◆ GIVEN EXERCISE
Every line with the string "screenshot" should be gathered.

[START OF RAW DATA]

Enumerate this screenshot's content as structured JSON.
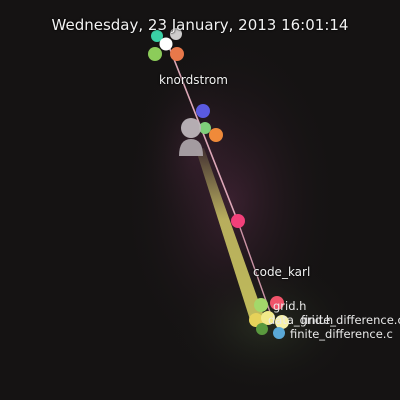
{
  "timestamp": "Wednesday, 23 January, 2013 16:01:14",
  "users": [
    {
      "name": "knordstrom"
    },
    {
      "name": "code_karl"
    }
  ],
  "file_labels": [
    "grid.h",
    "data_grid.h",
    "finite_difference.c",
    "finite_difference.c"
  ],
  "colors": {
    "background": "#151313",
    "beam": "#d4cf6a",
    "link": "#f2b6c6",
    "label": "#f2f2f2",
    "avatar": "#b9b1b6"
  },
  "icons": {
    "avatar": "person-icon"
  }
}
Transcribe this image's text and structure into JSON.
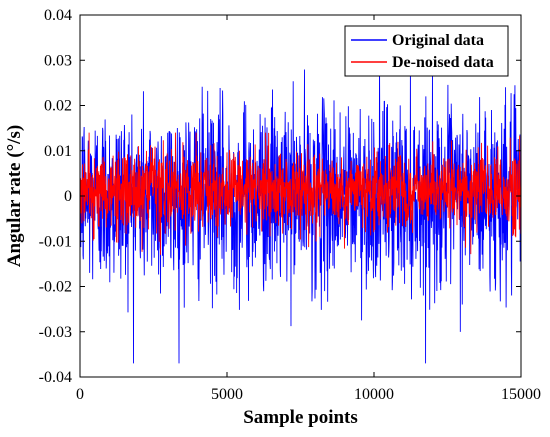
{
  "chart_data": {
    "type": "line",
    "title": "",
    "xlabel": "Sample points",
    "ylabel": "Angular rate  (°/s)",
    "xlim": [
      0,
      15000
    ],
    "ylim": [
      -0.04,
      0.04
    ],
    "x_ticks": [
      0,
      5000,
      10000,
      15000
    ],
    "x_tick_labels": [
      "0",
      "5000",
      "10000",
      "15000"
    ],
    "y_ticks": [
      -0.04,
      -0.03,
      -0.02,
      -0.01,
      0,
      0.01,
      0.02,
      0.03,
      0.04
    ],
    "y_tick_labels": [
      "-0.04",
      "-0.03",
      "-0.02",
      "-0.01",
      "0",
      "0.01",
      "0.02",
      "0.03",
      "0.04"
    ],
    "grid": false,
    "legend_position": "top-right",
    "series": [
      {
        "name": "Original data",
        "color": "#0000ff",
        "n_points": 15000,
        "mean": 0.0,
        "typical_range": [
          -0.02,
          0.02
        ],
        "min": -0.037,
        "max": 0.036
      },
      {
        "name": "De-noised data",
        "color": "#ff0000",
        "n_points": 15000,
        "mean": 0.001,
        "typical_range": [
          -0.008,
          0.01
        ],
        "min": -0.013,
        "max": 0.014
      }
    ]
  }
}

[END OF RAW DATA]
[START OF RAW DATA]

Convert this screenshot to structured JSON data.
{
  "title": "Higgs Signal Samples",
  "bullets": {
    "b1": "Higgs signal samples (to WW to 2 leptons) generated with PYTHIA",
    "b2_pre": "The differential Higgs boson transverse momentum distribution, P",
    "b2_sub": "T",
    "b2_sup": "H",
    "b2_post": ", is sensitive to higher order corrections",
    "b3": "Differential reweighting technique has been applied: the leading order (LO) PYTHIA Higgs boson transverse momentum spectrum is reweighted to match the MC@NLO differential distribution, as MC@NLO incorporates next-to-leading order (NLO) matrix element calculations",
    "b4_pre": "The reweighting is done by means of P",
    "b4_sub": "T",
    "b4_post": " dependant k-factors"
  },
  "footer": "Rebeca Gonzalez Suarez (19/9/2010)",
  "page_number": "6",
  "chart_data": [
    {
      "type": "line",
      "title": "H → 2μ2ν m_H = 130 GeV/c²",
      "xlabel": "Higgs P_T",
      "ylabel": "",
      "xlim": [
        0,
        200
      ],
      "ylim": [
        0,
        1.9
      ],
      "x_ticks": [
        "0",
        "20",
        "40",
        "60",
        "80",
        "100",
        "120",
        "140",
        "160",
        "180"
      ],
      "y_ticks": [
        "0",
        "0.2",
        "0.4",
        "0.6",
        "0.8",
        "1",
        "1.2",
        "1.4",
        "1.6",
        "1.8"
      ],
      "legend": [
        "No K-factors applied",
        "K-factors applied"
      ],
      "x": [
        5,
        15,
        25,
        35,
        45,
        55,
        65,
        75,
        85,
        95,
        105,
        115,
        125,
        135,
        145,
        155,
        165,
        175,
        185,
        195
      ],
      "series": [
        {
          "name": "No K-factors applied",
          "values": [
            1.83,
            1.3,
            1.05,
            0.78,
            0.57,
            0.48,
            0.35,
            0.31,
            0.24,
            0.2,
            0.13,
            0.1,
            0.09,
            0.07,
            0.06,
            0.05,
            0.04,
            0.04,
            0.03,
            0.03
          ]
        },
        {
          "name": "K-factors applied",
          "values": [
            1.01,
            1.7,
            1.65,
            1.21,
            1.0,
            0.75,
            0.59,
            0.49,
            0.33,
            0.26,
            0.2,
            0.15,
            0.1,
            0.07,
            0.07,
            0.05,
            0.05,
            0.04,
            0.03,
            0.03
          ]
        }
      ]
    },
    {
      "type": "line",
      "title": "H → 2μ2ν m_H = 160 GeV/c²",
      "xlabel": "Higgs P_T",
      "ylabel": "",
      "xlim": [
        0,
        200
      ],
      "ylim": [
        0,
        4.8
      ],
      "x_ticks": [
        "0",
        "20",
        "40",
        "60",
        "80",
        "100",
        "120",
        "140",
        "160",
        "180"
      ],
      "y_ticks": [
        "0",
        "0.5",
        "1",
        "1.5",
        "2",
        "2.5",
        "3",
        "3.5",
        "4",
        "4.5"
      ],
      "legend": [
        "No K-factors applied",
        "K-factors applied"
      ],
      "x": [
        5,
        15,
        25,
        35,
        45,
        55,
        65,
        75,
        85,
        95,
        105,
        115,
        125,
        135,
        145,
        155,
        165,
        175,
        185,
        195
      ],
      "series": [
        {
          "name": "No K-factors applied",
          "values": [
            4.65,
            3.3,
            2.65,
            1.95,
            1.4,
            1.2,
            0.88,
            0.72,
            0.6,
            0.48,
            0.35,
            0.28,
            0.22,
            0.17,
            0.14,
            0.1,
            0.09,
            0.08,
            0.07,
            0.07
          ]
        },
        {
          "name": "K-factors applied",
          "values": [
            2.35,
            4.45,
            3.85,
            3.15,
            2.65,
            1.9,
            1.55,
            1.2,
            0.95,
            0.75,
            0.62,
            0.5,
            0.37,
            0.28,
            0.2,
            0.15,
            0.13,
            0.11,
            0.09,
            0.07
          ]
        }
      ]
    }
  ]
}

[END OF RAW DATA]

◆ SOLUTION TO THIS PROBLEM
Enumerate this screenshot's content as structured JSON.
Convert this screenshot to structured JSON data.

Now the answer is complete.